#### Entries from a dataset
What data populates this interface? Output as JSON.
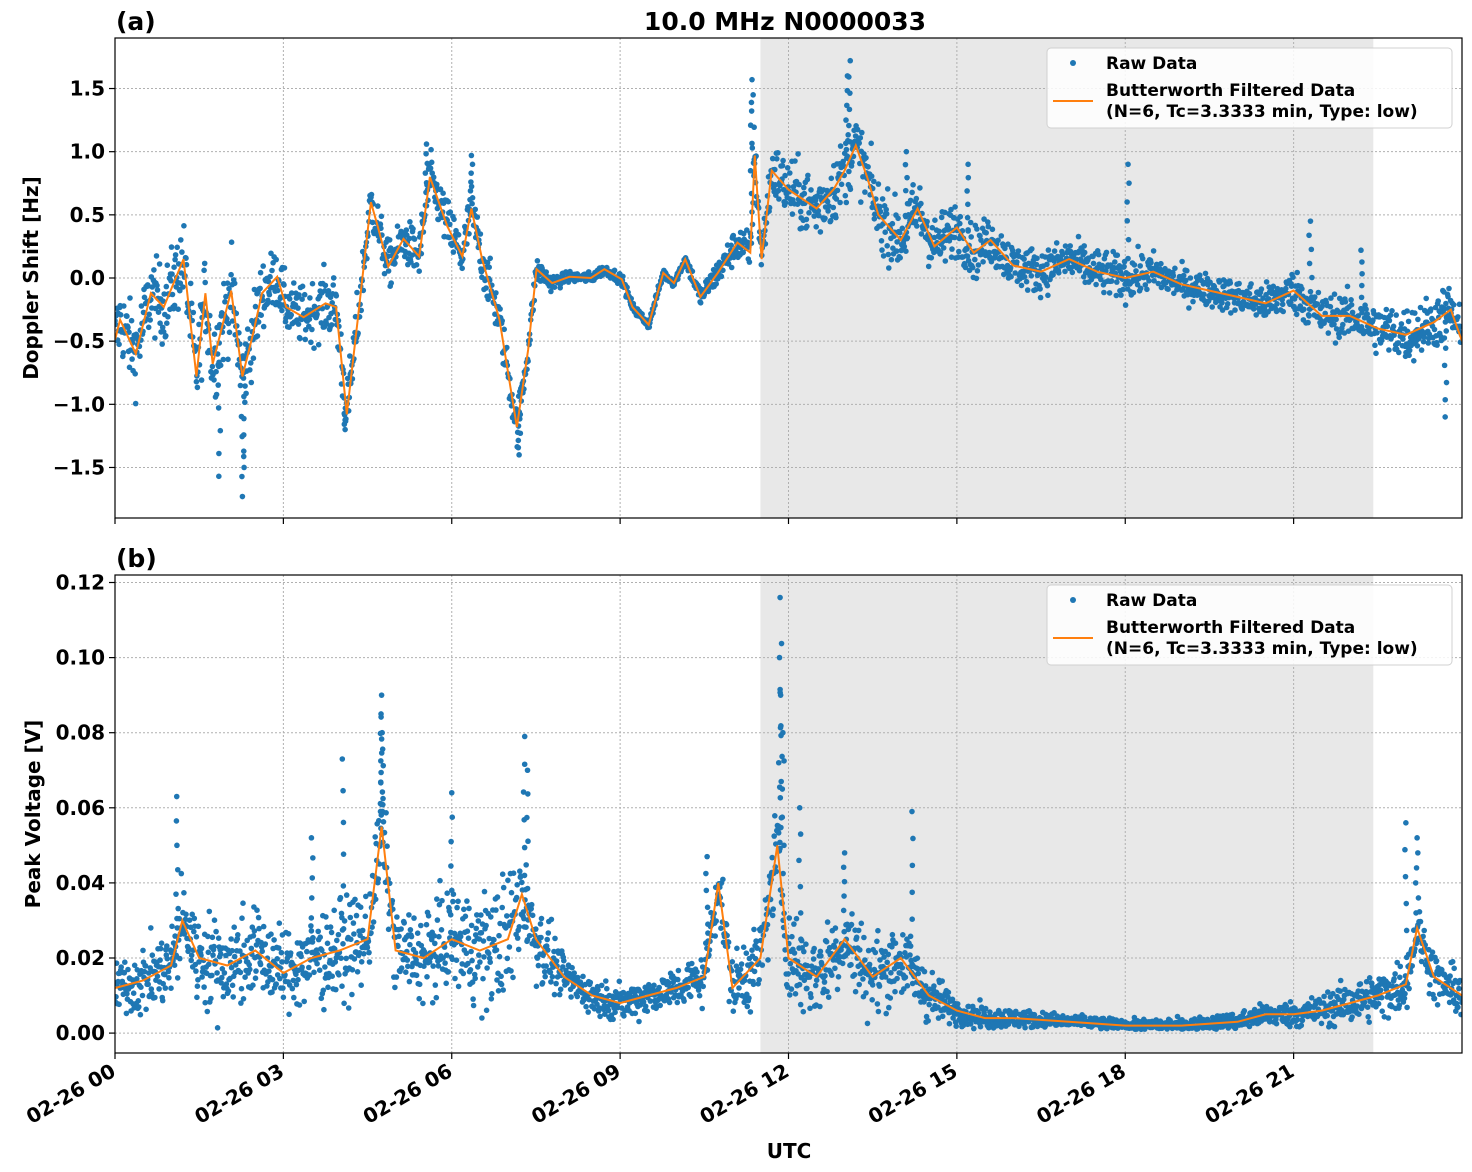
{
  "figure": {
    "title": "10.0 MHz N0000033",
    "xlabel": "UTC",
    "shade_color": "#e8e8e8",
    "raw_color": "#1f77b4",
    "filtered_color": "#ff7f0e"
  },
  "chart_data": [
    {
      "panel_label": "(a)",
      "type": "scatter+line",
      "ylabel": "Doppler Shift [Hz]",
      "xlim": [
        "02-26 00:00",
        "02-27 00:00"
      ],
      "ylim": [
        -1.9,
        1.9
      ],
      "grid": true,
      "legend_placement": "top-right",
      "x_ticks_hours": [
        0,
        3,
        6,
        9,
        12,
        15,
        18,
        21
      ],
      "x_tick_labels": [
        "02-26 00",
        "02-26 03",
        "02-26 06",
        "02-26 09",
        "02-26 12",
        "02-26 15",
        "02-26 18",
        "02-26 21"
      ],
      "y_ticks": [
        -1.5,
        -1.0,
        -0.5,
        0.0,
        0.5,
        1.0,
        1.5
      ],
      "y_tick_labels": [
        "−1.5",
        "−1.0",
        "−0.5",
        "0.0",
        "0.5",
        "1.0",
        "1.5"
      ],
      "shaded_interval_hours": [
        11.5,
        22.42
      ],
      "legend": [
        "Raw Data",
        "Butterworth Filtered Data",
        "(N=6, Tc=3.3333 min, Type: low)"
      ],
      "series": [
        {
          "name": "Butterworth Filtered Data (N=6, Tc=3.3333 min, Type: low)",
          "kind": "line",
          "x_hours": [
            0,
            0.09,
            0.37,
            0.64,
            0.87,
            1.22,
            1.45,
            1.61,
            1.74,
            2.07,
            2.27,
            2.46,
            2.62,
            2.89,
            3.05,
            3.36,
            3.75,
            3.94,
            4.13,
            4.33,
            4.56,
            4.68,
            4.87,
            5.14,
            5.42,
            5.61,
            5.92,
            6.19,
            6.35,
            6.54,
            6.85,
            7.16,
            7.36,
            7.51,
            7.79,
            8.1,
            8.48,
            8.72,
            9.03,
            9.22,
            9.51,
            9.77,
            9.96,
            10.16,
            10.43,
            10.74,
            11.09,
            11.32,
            11.4,
            11.52,
            11.7,
            12.0,
            12.5,
            12.8,
            13.0,
            13.2,
            13.4,
            13.6,
            14.0,
            14.3,
            14.6,
            15.0,
            15.3,
            15.6,
            16.0,
            16.5,
            17.0,
            17.5,
            18.0,
            18.5,
            19.0,
            19.5,
            20.0,
            20.5,
            21.0,
            21.5,
            22.0,
            22.5,
            23.0,
            23.5,
            23.8,
            24.0
          ],
          "y": [
            -0.49,
            -0.33,
            -0.6,
            -0.12,
            -0.23,
            0.15,
            -0.78,
            -0.12,
            -0.68,
            -0.1,
            -0.78,
            -0.44,
            -0.12,
            0.01,
            -0.23,
            -0.31,
            -0.2,
            -0.23,
            -1.08,
            -0.31,
            0.6,
            0.41,
            0.09,
            0.31,
            0.17,
            0.8,
            0.41,
            0.17,
            0.55,
            0.15,
            -0.33,
            -1.18,
            -0.57,
            0.07,
            -0.04,
            0.01,
            0.0,
            0.07,
            -0.01,
            -0.23,
            -0.37,
            0.04,
            -0.04,
            0.15,
            -0.15,
            0.04,
            0.28,
            0.2,
            0.97,
            0.15,
            0.85,
            0.7,
            0.55,
            0.7,
            0.85,
            1.05,
            0.8,
            0.5,
            0.3,
            0.55,
            0.25,
            0.4,
            0.2,
            0.3,
            0.1,
            0.05,
            0.15,
            0.05,
            0.0,
            0.05,
            -0.05,
            -0.1,
            -0.15,
            -0.2,
            -0.1,
            -0.3,
            -0.3,
            -0.4,
            -0.45,
            -0.35,
            -0.25,
            -0.5
          ]
        },
        {
          "name": "Raw Data",
          "kind": "scatter",
          "scatter_halfwidth_by_hour": [
            0.35,
            0.35,
            0.4,
            0.25,
            0.3,
            0.2,
            0.25,
            0.2,
            0.05,
            0.05,
            0.04,
            0.15,
            0.3,
            0.3,
            0.3,
            0.25,
            0.2,
            0.2,
            0.2,
            0.15,
            0.15,
            0.2,
            0.2,
            0.25,
            0.25
          ],
          "extreme_points": [
            [
              11.35,
              1.57
            ],
            [
              11.37,
              1.45
            ],
            [
              13.1,
              1.72
            ],
            [
              13.05,
              1.6
            ],
            [
              2.27,
              -1.73
            ],
            [
              1.85,
              -1.57
            ],
            [
              2.3,
              -1.5
            ],
            [
              5.55,
              1.06
            ],
            [
              6.35,
              0.97
            ],
            [
              18.05,
              0.9
            ],
            [
              15.2,
              0.9
            ],
            [
              7.2,
              -1.4
            ],
            [
              23.7,
              -1.1
            ],
            [
              21.3,
              0.45
            ],
            [
              22.2,
              0.22
            ],
            [
              4.1,
              -1.2
            ],
            [
              14.1,
              1.0
            ]
          ]
        }
      ]
    },
    {
      "panel_label": "(b)",
      "type": "scatter+line",
      "ylabel": "Peak Voltage [V]",
      "xlim": [
        "02-26 00:00",
        "02-27 00:00"
      ],
      "ylim": [
        -0.0053,
        0.122
      ],
      "grid": true,
      "legend_placement": "top-right",
      "x_ticks_hours": [
        0,
        3,
        6,
        9,
        12,
        15,
        18,
        21
      ],
      "x_tick_labels": [
        "02-26 00",
        "02-26 03",
        "02-26 06",
        "02-26 09",
        "02-26 12",
        "02-26 15",
        "02-26 18",
        "02-26 21"
      ],
      "y_ticks": [
        0.0,
        0.02,
        0.04,
        0.06,
        0.08,
        0.1,
        0.12
      ],
      "y_tick_labels": [
        "0.00",
        "0.02",
        "0.04",
        "0.06",
        "0.08",
        "0.10",
        "0.12"
      ],
      "shaded_interval_hours": [
        11.5,
        22.42
      ],
      "legend": [
        "Raw Data",
        "Butterworth Filtered Data",
        "(N=6, Tc=3.3333 min, Type: low)"
      ],
      "series": [
        {
          "name": "Butterworth Filtered Data (N=6, Tc=3.3333 min, Type: low)",
          "kind": "line",
          "x_hours": [
            0,
            0.5,
            1,
            1.2,
            1.5,
            2,
            2.5,
            3,
            3.5,
            4,
            4.5,
            4.75,
            5,
            5.5,
            6,
            6.5,
            7,
            7.25,
            7.5,
            8,
            8.5,
            9,
            9.5,
            10,
            10.5,
            10.75,
            11,
            11.5,
            11.8,
            12,
            12.5,
            13,
            13.5,
            14,
            14.5,
            15,
            15.5,
            16,
            17,
            18,
            19,
            20,
            20.5,
            21,
            21.5,
            22,
            22.5,
            23,
            23.2,
            23.5,
            24
          ],
          "y": [
            0.012,
            0.014,
            0.018,
            0.03,
            0.02,
            0.018,
            0.022,
            0.016,
            0.02,
            0.022,
            0.025,
            0.055,
            0.022,
            0.02,
            0.025,
            0.022,
            0.025,
            0.037,
            0.025,
            0.015,
            0.01,
            0.008,
            0.01,
            0.012,
            0.015,
            0.04,
            0.012,
            0.02,
            0.05,
            0.02,
            0.015,
            0.025,
            0.015,
            0.02,
            0.01,
            0.006,
            0.004,
            0.004,
            0.003,
            0.002,
            0.002,
            0.003,
            0.005,
            0.005,
            0.006,
            0.008,
            0.01,
            0.013,
            0.028,
            0.015,
            0.01
          ]
        },
        {
          "name": "Raw Data",
          "kind": "scatter",
          "scatter_halfwidth_by_hour": [
            0.008,
            0.012,
            0.015,
            0.012,
            0.015,
            0.012,
            0.015,
            0.02,
            0.006,
            0.005,
            0.006,
            0.01,
            0.015,
            0.012,
            0.012,
            0.004,
            0.003,
            0.002,
            0.002,
            0.002,
            0.003,
            0.004,
            0.006,
            0.008,
            0.007
          ],
          "extreme_points": [
            [
              4.75,
              0.09
            ],
            [
              4.74,
              0.085
            ],
            [
              4.76,
              0.08
            ],
            [
              11.85,
              0.116
            ],
            [
              11.84,
              0.1
            ],
            [
              11.86,
              0.09
            ],
            [
              11.9,
              0.08
            ],
            [
              7.3,
              0.079
            ],
            [
              7.35,
              0.07
            ],
            [
              4.05,
              0.073
            ],
            [
              6.0,
              0.064
            ],
            [
              1.1,
              0.063
            ],
            [
              14.2,
              0.059
            ],
            [
              23.0,
              0.056
            ],
            [
              23.2,
              0.052
            ],
            [
              12.2,
              0.06
            ],
            [
              3.5,
              0.052
            ],
            [
              10.55,
              0.047
            ],
            [
              13.0,
              0.048
            ]
          ]
        }
      ]
    }
  ]
}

#### Set problem
For each line in the data above that contains the string "ylabel", extract the line.

#### Task result
      "ylabel": "Doppler Shift [Hz]",
      "ylabel": "Peak Voltage [V]",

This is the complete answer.